++++ DATASET EXCERPTS ++++
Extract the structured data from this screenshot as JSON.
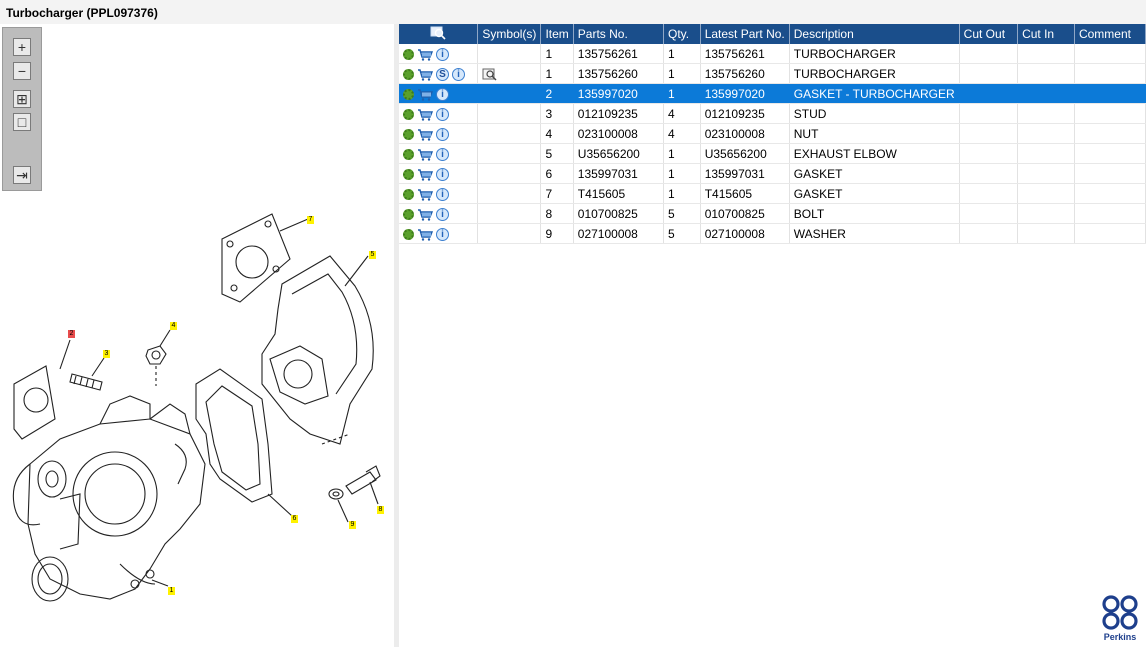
{
  "window": {
    "title": "Turbocharger (PPL097376)"
  },
  "toolbar": {
    "tools": [
      {
        "name": "zoom-in-icon",
        "glyph": "+"
      },
      {
        "name": "zoom-out-icon",
        "glyph": "−"
      },
      {
        "name": "fit-all-icon",
        "glyph": "⊞"
      },
      {
        "name": "fit-page-icon",
        "glyph": "□"
      },
      {
        "name": "export-icon",
        "glyph": "⇥"
      }
    ]
  },
  "callouts": [
    {
      "label": "7",
      "color": "#fff200"
    },
    {
      "label": "5",
      "color": "#fff200"
    },
    {
      "label": "4",
      "color": "#fff200"
    },
    {
      "label": "2",
      "color": "#e84c4c"
    },
    {
      "label": "3",
      "color": "#fff200"
    },
    {
      "label": "6",
      "color": "#fff200"
    },
    {
      "label": "8",
      "color": "#fff200"
    },
    {
      "label": "9",
      "color": "#fff200"
    },
    {
      "label": "1",
      "color": "#fff200"
    }
  ],
  "table": {
    "headers": [
      "Symbol(s)",
      "Item",
      "Parts No.",
      "Qty.",
      "Latest Part No.",
      "Description",
      "Cut Out",
      "Cut In",
      "Comment"
    ],
    "selected_index": 2,
    "rows": [
      {
        "item": "1",
        "part_no": "135756261",
        "qty": "1",
        "latest": "135756261",
        "desc": "TURBOCHARGER",
        "cut_out": "",
        "cut_in": "",
        "comment": "",
        "service": false,
        "note": false
      },
      {
        "item": "1",
        "part_no": "135756260",
        "qty": "1",
        "latest": "135756260",
        "desc": "TURBOCHARGER",
        "cut_out": "",
        "cut_in": "",
        "comment": "",
        "service": true,
        "note": true
      },
      {
        "item": "2",
        "part_no": "135997020",
        "qty": "1",
        "latest": "135997020",
        "desc": "GASKET - TURBOCHARGER",
        "cut_out": "",
        "cut_in": "",
        "comment": "",
        "service": false,
        "note": false
      },
      {
        "item": "3",
        "part_no": "012109235",
        "qty": "4",
        "latest": "012109235",
        "desc": "STUD",
        "cut_out": "",
        "cut_in": "",
        "comment": "",
        "service": false,
        "note": false
      },
      {
        "item": "4",
        "part_no": "023100008",
        "qty": "4",
        "latest": "023100008",
        "desc": "NUT",
        "cut_out": "",
        "cut_in": "",
        "comment": "",
        "service": false,
        "note": false
      },
      {
        "item": "5",
        "part_no": "U35656200",
        "qty": "1",
        "latest": "U35656200",
        "desc": "EXHAUST ELBOW",
        "cut_out": "",
        "cut_in": "",
        "comment": "",
        "service": false,
        "note": false
      },
      {
        "item": "6",
        "part_no": "135997031",
        "qty": "1",
        "latest": "135997031",
        "desc": "GASKET",
        "cut_out": "",
        "cut_in": "",
        "comment": "",
        "service": false,
        "note": false
      },
      {
        "item": "7",
        "part_no": "T415605",
        "qty": "1",
        "latest": "T415605",
        "desc": "GASKET",
        "cut_out": "",
        "cut_in": "",
        "comment": "",
        "service": false,
        "note": false
      },
      {
        "item": "8",
        "part_no": "010700825",
        "qty": "5",
        "latest": "010700825",
        "desc": "BOLT",
        "cut_out": "",
        "cut_in": "",
        "comment": "",
        "service": false,
        "note": false
      },
      {
        "item": "9",
        "part_no": "027100008",
        "qty": "5",
        "latest": "027100008",
        "desc": "WASHER",
        "cut_out": "",
        "cut_in": "",
        "comment": "",
        "service": false,
        "note": false
      }
    ]
  },
  "icons": {
    "gear": "settings-gear-icon",
    "cart": "shopping-cart-icon",
    "info": "info-icon",
    "service": "service-s-icon",
    "note": "note-magnifier-icon",
    "column_search": "column-search-icon"
  },
  "colors": {
    "header": "#1a4e8b",
    "selected": "#0c7ad8",
    "accent_green": "#5aa02c"
  },
  "brand": {
    "name": "Perkins"
  }
}
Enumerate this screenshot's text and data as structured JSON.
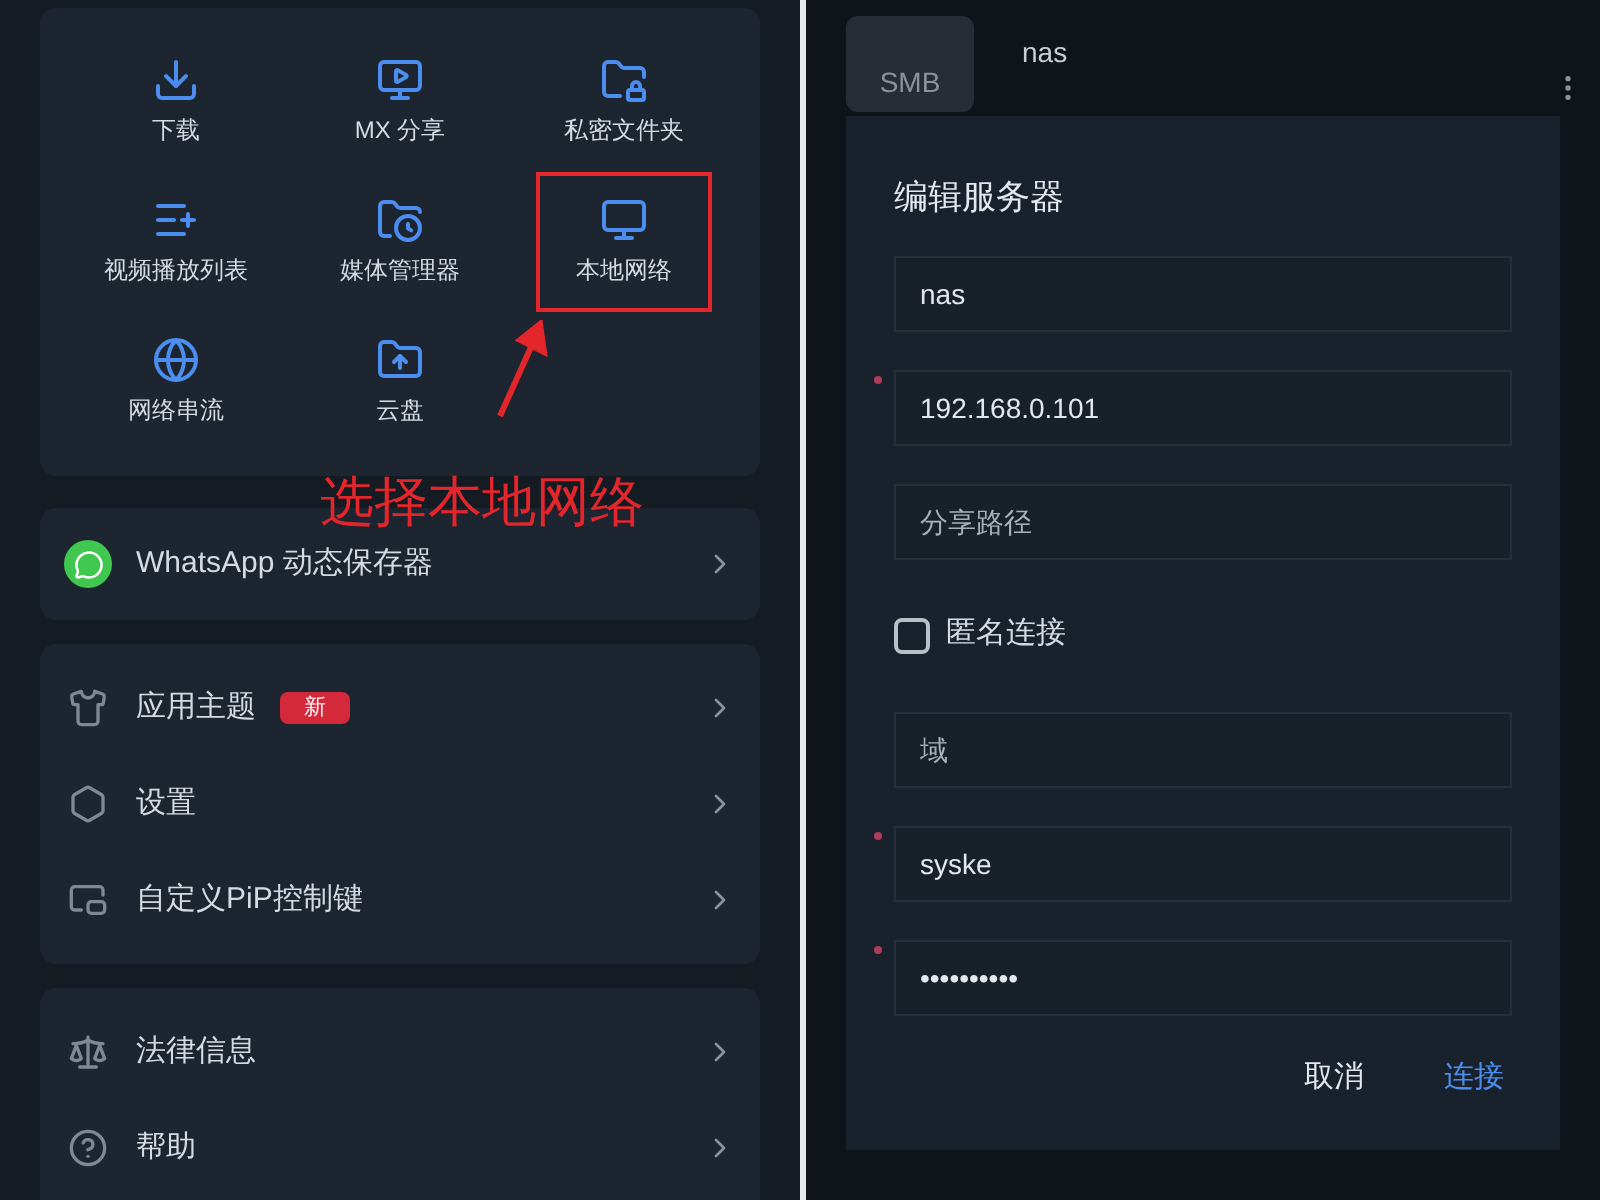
++++
• YOUR OBJECTIVE
Exclude the pictures and repeat every other part of the records word for word.

• THE REPLY
Extract the structured data from this screenshot as JSON.
{
  "window": {
    "title": "Turbocharger (PPL097376)"
  },
  "toolbar": {
    "tools": [
      {
        "name": "zoom-in-icon",
        "glyph": "+"
      },
      {
        "name": "zoom-out-icon",
        "glyph": "−"
      },
      {
        "name": "fit-all-icon",
        "glyph": "⊞"
      },
      {
        "name": "fit-page-icon",
        "glyph": "□"
      },
      {
        "name": "export-icon",
        "glyph": "⇥"
      }
    ]
  },
  "callouts": [
    {
      "label": "7",
      "color": "#fff200"
    },
    {
      "label": "5",
      "color": "#fff200"
    },
    {
      "label": "4",
      "color": "#fff200"
    },
    {
      "label": "2",
      "color": "#e84c4c"
    },
    {
      "label": "3",
      "color": "#fff200"
    },
    {
      "label": "6",
      "color": "#fff200"
    },
    {
      "label": "8",
      "color": "#fff200"
    },
    {
      "label": "9",
      "color": "#fff200"
    },
    {
      "label": "1",
      "color": "#fff200"
    }
  ],
  "table": {
    "headers": [
      "Symbol(s)",
      "Item",
      "Parts No.",
      "Qty.",
      "Latest Part No.",
      "Description",
      "Cut Out",
      "Cut In",
      "Comment"
    ],
    "selected_index": 2,
    "rows": [
      {
        "item": "1",
        "part_no": "135756261",
        "qty": "1",
        "latest": "135756261",
        "desc": "TURBOCHARGER",
        "cut_out": "",
        "cut_in": "",
        "comment": "",
        "service": false,
        "note": false
      },
      {
        "item": "1",
        "part_no": "135756260",
        "qty": "1",
        "latest": "135756260",
        "desc": "TURBOCHARGER",
        "cut_out": "",
        "cut_in": "",
        "comment": "",
        "service": true,
        "note": true
      },
      {
        "item": "2",
        "part_no": "135997020",
        "qty": "1",
        "latest": "135997020",
        "desc": "GASKET - TURBOCHARGER",
        "cut_out": "",
        "cut_in": "",
        "comment": "",
        "service": false,
        "note": false
      },
      {
        "item": "3",
        "part_no": "012109235",
        "qty": "4",
        "latest": "012109235",
        "desc": "STUD",
        "cut_out": "",
        "cut_in": "",
        "comment": "",
        "service": false,
        "note": false
      },
      {
        "item": "4",
        "part_no": "023100008",
        "qty": "4",
        "latest": "023100008",
        "desc": "NUT",
        "cut_out": "",
        "cut_in": "",
        "comment": "",
        "service": false,
        "note": false
      },
      {
        "item": "5",
        "part_no": "U35656200",
        "qty": "1",
        "latest": "U35656200",
        "desc": "EXHAUST ELBOW",
        "cut_out": "",
        "cut_in": "",
        "comment": "",
        "service": false,
        "note": false
      },
      {
        "item": "6",
        "part_no": "135997031",
        "qty": "1",
        "latest": "135997031",
        "desc": "GASKET",
        "cut_out": "",
        "cut_in": "",
        "comment": "",
        "service": false,
        "note": false
      },
      {
        "item": "7",
        "part_no": "T415605",
        "qty": "1",
        "latest": "T415605",
        "desc": "GASKET",
        "cut_out": "",
        "cut_in": "",
        "comment": "",
        "service": false,
        "note": false
      },
      {
        "item": "8",
        "part_no": "010700825",
        "qty": "5",
        "latest": "010700825",
        "desc": "BOLT",
        "cut_out": "",
        "cut_in": "",
        "comment": "",
        "service": false,
        "note": false
      },
      {
        "item": "9",
        "part_no": "027100008",
        "qty": "5",
        "latest": "027100008",
        "desc": "WASHER",
        "cut_out": "",
        "cut_in": "",
        "comment": "",
        "service": false,
        "note": false
      }
    ]
  },
  "icons": {
    "gear": "settings-gear-icon",
    "cart": "shopping-cart-icon",
    "info": "info-icon",
    "service": "service-s-icon",
    "note": "note-magnifier-icon",
    "column_search": "column-search-icon"
  },
  "colors": {
    "header": "#1a4e8b",
    "selected": "#0c7ad8",
    "accent_green": "#5aa02c"
  },
  "brand": {
    "name": "Perkins"
  }
}
Enumerate this screenshot's text and data as structured JSON.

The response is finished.